Records from a collection
★ ★ ★ ★ ★ ★ ★
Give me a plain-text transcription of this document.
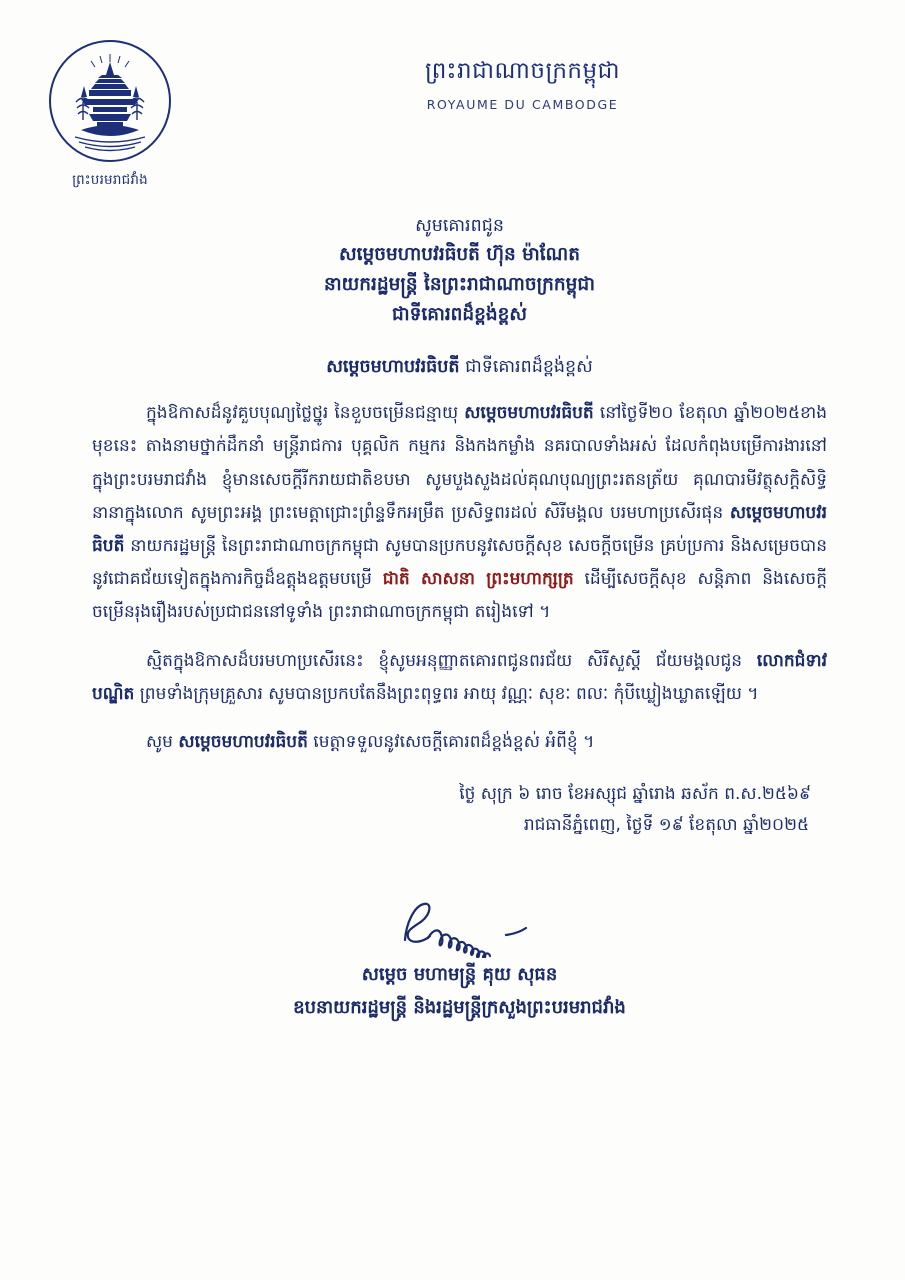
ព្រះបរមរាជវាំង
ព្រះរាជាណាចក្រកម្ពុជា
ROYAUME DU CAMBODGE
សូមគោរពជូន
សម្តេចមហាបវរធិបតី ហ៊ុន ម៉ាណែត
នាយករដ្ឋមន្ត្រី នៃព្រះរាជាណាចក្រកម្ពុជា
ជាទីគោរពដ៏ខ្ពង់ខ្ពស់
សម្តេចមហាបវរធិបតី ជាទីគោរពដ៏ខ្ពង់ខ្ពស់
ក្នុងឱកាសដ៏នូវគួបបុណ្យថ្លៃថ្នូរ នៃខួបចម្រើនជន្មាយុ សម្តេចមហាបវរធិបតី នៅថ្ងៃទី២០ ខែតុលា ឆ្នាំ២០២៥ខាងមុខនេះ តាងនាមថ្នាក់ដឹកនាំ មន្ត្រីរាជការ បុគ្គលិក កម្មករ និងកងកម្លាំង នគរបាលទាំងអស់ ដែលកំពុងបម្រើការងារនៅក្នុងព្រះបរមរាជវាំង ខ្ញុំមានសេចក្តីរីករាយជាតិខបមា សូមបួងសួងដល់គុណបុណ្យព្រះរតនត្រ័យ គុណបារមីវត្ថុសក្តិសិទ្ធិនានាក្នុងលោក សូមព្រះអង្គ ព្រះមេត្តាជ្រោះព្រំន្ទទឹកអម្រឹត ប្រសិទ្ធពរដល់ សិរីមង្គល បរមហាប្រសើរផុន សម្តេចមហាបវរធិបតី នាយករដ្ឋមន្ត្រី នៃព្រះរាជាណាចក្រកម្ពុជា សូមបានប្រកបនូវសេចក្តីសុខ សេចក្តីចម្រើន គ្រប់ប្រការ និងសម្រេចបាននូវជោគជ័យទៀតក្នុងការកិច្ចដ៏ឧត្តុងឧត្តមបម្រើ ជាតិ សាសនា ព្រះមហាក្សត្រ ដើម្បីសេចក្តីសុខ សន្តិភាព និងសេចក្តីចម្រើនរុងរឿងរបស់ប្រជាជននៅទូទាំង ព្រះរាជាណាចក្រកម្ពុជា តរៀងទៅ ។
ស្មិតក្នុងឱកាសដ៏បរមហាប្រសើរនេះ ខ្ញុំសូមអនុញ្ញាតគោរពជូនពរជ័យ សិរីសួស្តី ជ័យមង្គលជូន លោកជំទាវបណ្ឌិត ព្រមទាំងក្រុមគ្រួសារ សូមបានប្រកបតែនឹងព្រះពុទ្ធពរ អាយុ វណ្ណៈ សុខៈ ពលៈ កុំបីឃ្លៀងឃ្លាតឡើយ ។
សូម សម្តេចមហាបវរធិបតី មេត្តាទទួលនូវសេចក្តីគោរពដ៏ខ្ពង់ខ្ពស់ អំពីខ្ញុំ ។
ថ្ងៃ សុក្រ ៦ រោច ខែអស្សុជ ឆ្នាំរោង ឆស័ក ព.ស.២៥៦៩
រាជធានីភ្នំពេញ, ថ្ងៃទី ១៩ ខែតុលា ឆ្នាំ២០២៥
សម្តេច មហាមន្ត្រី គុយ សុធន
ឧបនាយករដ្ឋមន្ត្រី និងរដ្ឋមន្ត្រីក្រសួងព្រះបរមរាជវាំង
★ ★ ★ ★ ★ ★ ★
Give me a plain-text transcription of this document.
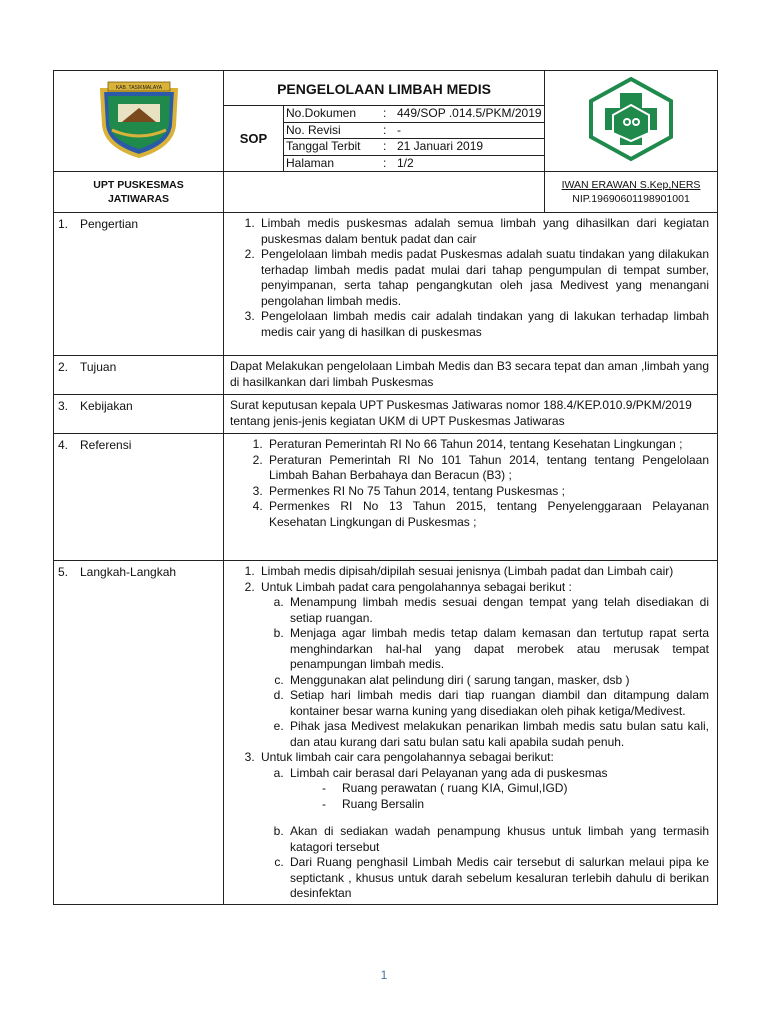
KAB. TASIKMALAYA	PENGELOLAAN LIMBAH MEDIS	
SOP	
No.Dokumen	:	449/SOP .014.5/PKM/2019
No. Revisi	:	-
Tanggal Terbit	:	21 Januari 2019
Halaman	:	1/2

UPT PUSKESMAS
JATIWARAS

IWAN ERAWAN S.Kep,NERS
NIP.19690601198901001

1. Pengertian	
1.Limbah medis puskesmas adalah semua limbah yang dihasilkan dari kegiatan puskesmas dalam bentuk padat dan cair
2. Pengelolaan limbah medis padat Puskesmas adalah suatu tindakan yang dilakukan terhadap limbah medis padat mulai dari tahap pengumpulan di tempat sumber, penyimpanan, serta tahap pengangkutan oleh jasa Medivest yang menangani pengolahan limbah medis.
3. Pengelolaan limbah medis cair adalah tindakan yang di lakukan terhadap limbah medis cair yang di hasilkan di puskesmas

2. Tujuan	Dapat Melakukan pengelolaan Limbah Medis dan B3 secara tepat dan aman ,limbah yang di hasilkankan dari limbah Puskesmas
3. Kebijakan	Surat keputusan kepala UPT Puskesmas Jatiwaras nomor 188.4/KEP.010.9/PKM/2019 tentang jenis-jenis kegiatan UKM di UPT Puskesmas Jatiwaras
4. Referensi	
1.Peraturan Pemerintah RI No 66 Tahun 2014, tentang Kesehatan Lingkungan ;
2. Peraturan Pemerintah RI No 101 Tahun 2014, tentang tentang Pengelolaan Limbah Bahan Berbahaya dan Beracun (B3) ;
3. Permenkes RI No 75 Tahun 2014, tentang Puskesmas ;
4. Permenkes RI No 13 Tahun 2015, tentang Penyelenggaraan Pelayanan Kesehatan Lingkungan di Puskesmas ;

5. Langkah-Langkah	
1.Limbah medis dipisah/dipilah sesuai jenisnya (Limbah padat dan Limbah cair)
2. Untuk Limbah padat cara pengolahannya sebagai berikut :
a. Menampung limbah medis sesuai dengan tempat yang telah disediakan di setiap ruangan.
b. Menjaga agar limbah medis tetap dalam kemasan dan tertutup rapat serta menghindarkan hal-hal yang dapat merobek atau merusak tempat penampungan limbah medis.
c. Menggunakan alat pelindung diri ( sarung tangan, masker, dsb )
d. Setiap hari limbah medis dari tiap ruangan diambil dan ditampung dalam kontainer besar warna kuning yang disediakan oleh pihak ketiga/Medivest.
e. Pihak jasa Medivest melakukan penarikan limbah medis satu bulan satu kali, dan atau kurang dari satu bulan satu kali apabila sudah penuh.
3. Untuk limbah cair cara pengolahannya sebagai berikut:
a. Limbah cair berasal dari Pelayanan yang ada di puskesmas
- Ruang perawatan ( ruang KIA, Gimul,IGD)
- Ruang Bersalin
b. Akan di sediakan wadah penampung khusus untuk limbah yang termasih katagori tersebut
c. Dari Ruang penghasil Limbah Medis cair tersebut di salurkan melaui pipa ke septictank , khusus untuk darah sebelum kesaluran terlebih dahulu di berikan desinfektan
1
★ ★ ★ ★ ★ ★ ★
» What you have to do: Copy all lines from the listing that contain "kegiatan".

» Written answer:
1.Limbah medis puskesmas adalah semua limbah yang dihasilkan dari kegiatan puskesmas dalam bentuk padat dan cair
3. Kebijakan	Surat keputusan kepala UPT Puskesmas Jatiwaras nomor 188.4/KEP.010.9/PKM/2019 tentang jenis-jenis kegiatan UKM di UPT Puskesmas Jatiwaras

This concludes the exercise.